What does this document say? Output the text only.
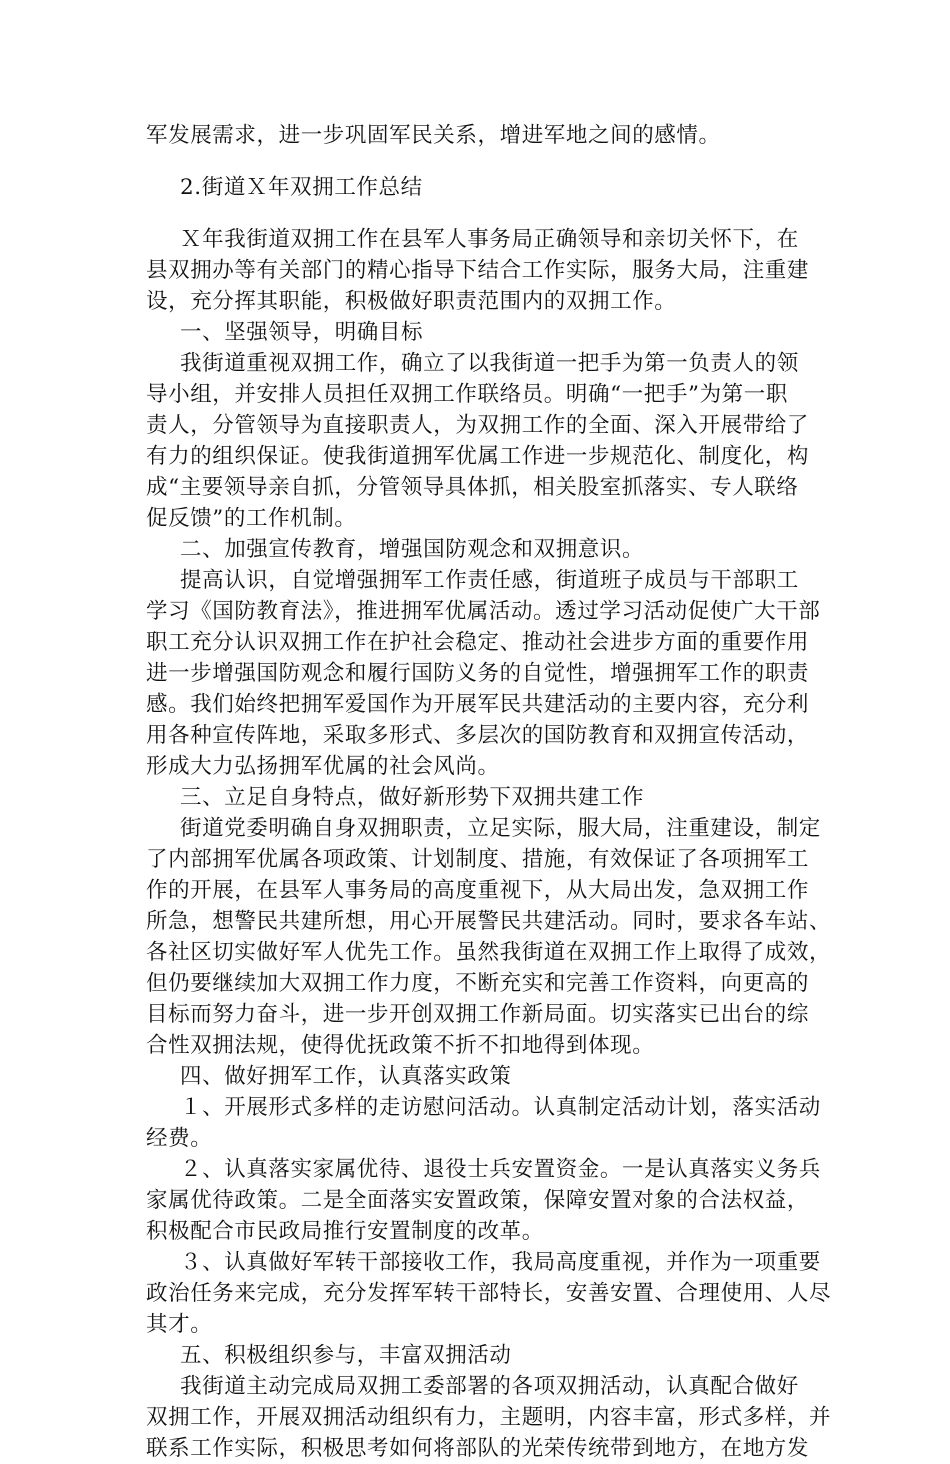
军发展需求，进一步巩固军民关系，增进军地之间的感情。
2.街道Ｘ年双拥工作总结
Ｘ年我街道双拥工作在县军人事务局正确领导和亲切关怀下，在
县双拥办等有关部门的精心指导下结合工作实际，服务大局，注重建
设，充分挥其职能，积极做好职责范围内的双拥工作。
一、坚强领导，明确目标
我街道重视双拥工作，确立了以我街道一把手为第一负责人的领
导小组，并安排人员担任双拥工作联络员。明确“一把手”为第一职
责人，分管领导为直接职责人，为双拥工作的全面、深入开展带给了
有力的组织保证。使我街道拥军优属工作进一步规范化、制度化，构
成“主要领导亲自抓，分管领导具体抓，相关股室抓落实、专人联络
促反馈”的工作机制。
二、加强宣传教育，增强国防观念和双拥意识。
提高认识，自觉增强拥军工作责任感，街道班子成员与干部职工
学习《国防教育法》，推进拥军优属活动。透过学习活动促使广大干部
职工充分认识双拥工作在护社会稳定、推动社会进步方面的重要作用
进一步增强国防观念和履行国防义务的自觉性，增强拥军工作的职责
感。我们始终把拥军爱国作为开展军民共建活动的主要内容，充分利
用各种宣传阵地，采取多形式、多层次的国防教育和双拥宣传活动，
形成大力弘扬拥军优属的社会风尚。
三、立足自身特点，做好新形势下双拥共建工作
街道党委明确自身双拥职责，立足实际，服大局，注重建设，制定
了内部拥军优属各项政策、计划制度、措施，有效保证了各项拥军工
作的开展，在县军人事务局的高度重视下，从大局出发，急双拥工作
所急，想警民共建所想，用心开展警民共建活动。同时，要求各车站、
各社区切实做好军人优先工作。虽然我街道在双拥工作上取得了成效，
但仍要继续加大双拥工作力度，不断充实和完善工作资料，向更高的
目标而努力奋斗，进一步开创双拥工作新局面。切实落实已出台的综
合性双拥法规，使得优抚政策不折不扣地得到体现。
四、做好拥军工作，认真落实政策
１、开展形式多样的走访慰问活动。认真制定活动计划，落实活动
经费。
２、认真落实家属优待、退役士兵安置资金。一是认真落实义务兵
家属优待政策。二是全面落实安置政策，保障安置对象的合法权益，
积极配合市民政局推行安置制度的改革。
３、认真做好军转干部接收工作，我局高度重视，并作为一项重要
政治任务来完成，充分发挥军转干部特长，安善安置、合理使用、人尽
其才。
五、积极组织参与，丰富双拥活动
我街道主动完成局双拥工委部署的各项双拥活动，认真配合做好
双拥工作，开展双拥活动组织有力，主题明，内容丰富，形式多样，并
联系工作实际，积极思考如何将部队的光荣传统带到地方，在地方发
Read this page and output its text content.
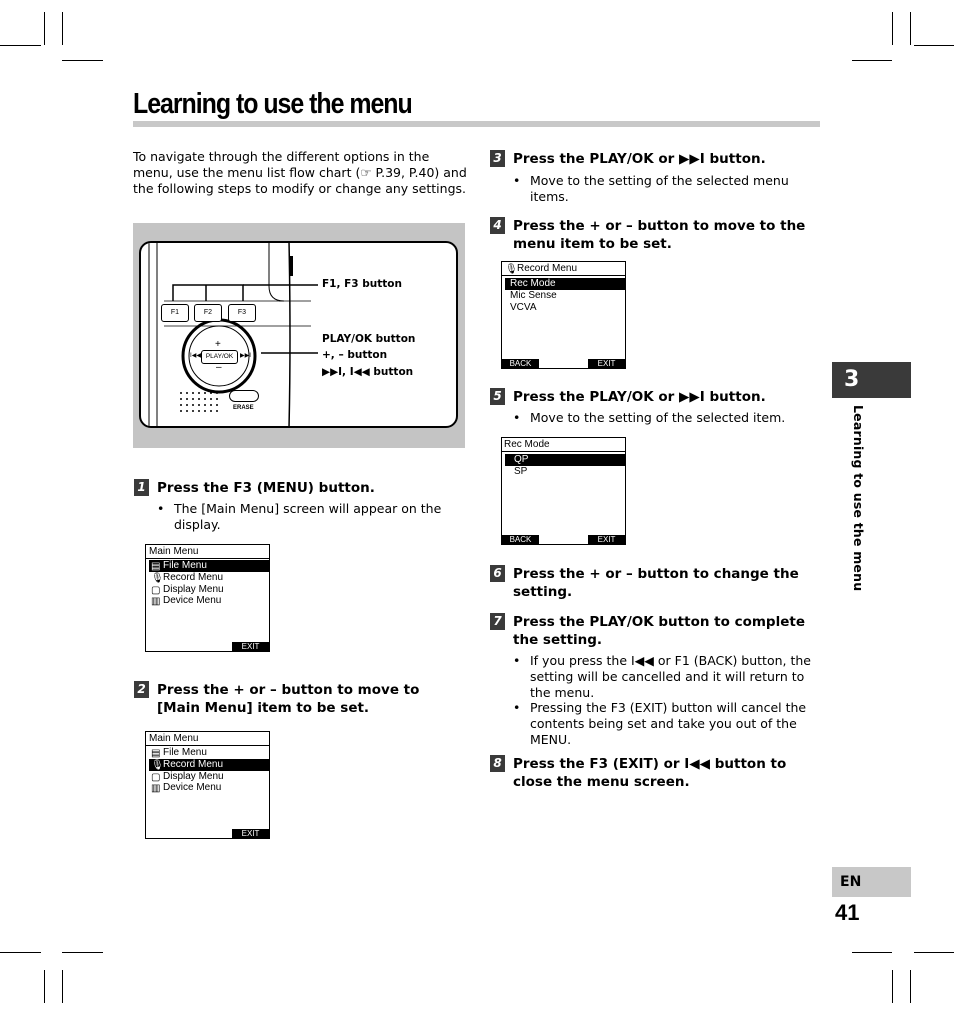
Learning to use the menu
To navigate through the different options in the menu, use the menu list flow chart (☞ P.39, P.40) and the following steps to modify or change any settings.
F1	F2	F3
PLAY/OK
+
–
I◀◀	▶▶I
ERASE
F1, F3 button
PLAY/OK button
+, – button
▶▶I, I◀◀ button
1 Press the F3 (MENU) button.
• The [Main Menu] screen will appear on the display.
Main Menu
▤ File Menu
🎙Record Menu
▢ Display Menu
▥ Device Menu
EXIT
2 Press the + or – button to move to [Main Menu] item to be set.
Main Menu
▤ File Menu
🎙Record Menu
▢ Display Menu
▥ Device Menu
EXIT
3 Press the PLAY/OK or ▶▶I button.
• Move to the setting of the selected menu items.
4 Press the + or – button to move to the menu item to be set.
🎙Record Menu
Rec Mode
Mic Sense
VCVA
BACK	EXIT
5 Press the PLAY/OK or ▶▶I button.
• Move to the setting of the selected item.
Rec Mode
QP
SP
BACK	EXIT
6 Press the + or – button to change the setting.
7 Press the PLAY/OK button to complete the setting.
• If you press the I◀◀ or F1 (BACK) button, the setting will be cancelled and it will return to the menu.
• Pressing the F3 (EXIT) button will cancel the contents being set and take you out of the MENU.
8 Press the F3 (EXIT) or I◀◀ button to close the menu screen.
3
Learning to use the menu
EN
41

========================================================================

◆ Task to carry out:
Please write out the material from the line containing "Read this page and output its text content." to its final line, both inclusive, exactly as it appears; pictures are not part of the copy.

◆ Written reply:
Read this page and output its text content.
Learning to use the menu
To navigate through the different options in the menu, use the menu list flow chart (☞ P.39, P.40) and the following steps to modify or change any settings.
F1	F2	F3
PLAY/OK
+
–
I◀◀	▶▶I
ERASE
F1, F3 button
PLAY/OK button
+, – button
▶▶I, I◀◀ button
1 Press the F3 (MENU) button.
• The [Main Menu] screen will appear on the display.
Main Menu
▤ File Menu
🎙Record Menu
▢ Display Menu
▥ Device Menu
EXIT
2 Press the + or – button to move to [Main Menu] item to be set.
Main Menu
▤ File Menu
🎙Record Menu
▢ Display Menu
▥ Device Menu
EXIT
3 Press the PLAY/OK or ▶▶I button.
• Move to the setting of the selected menu items.
4 Press the + or – button to move to the menu item to be set.
🎙Record Menu
Rec Mode
Mic Sense
VCVA
BACK	EXIT
5 Press the PLAY/OK or ▶▶I button.
• Move to the setting of the selected item.
Rec Mode
QP
SP
BACK	EXIT
6 Press the + or – button to change the setting.
7 Press the PLAY/OK button to complete the setting.
• If you press the I◀◀ or F1 (BACK) button, the setting will be cancelled and it will return to the menu.
• Pressing the F3 (EXIT) button will cancel the contents being set and take you out of the MENU.
8 Press the F3 (EXIT) or I◀◀ button to close the menu screen.
3
Learning to use the menu
EN
41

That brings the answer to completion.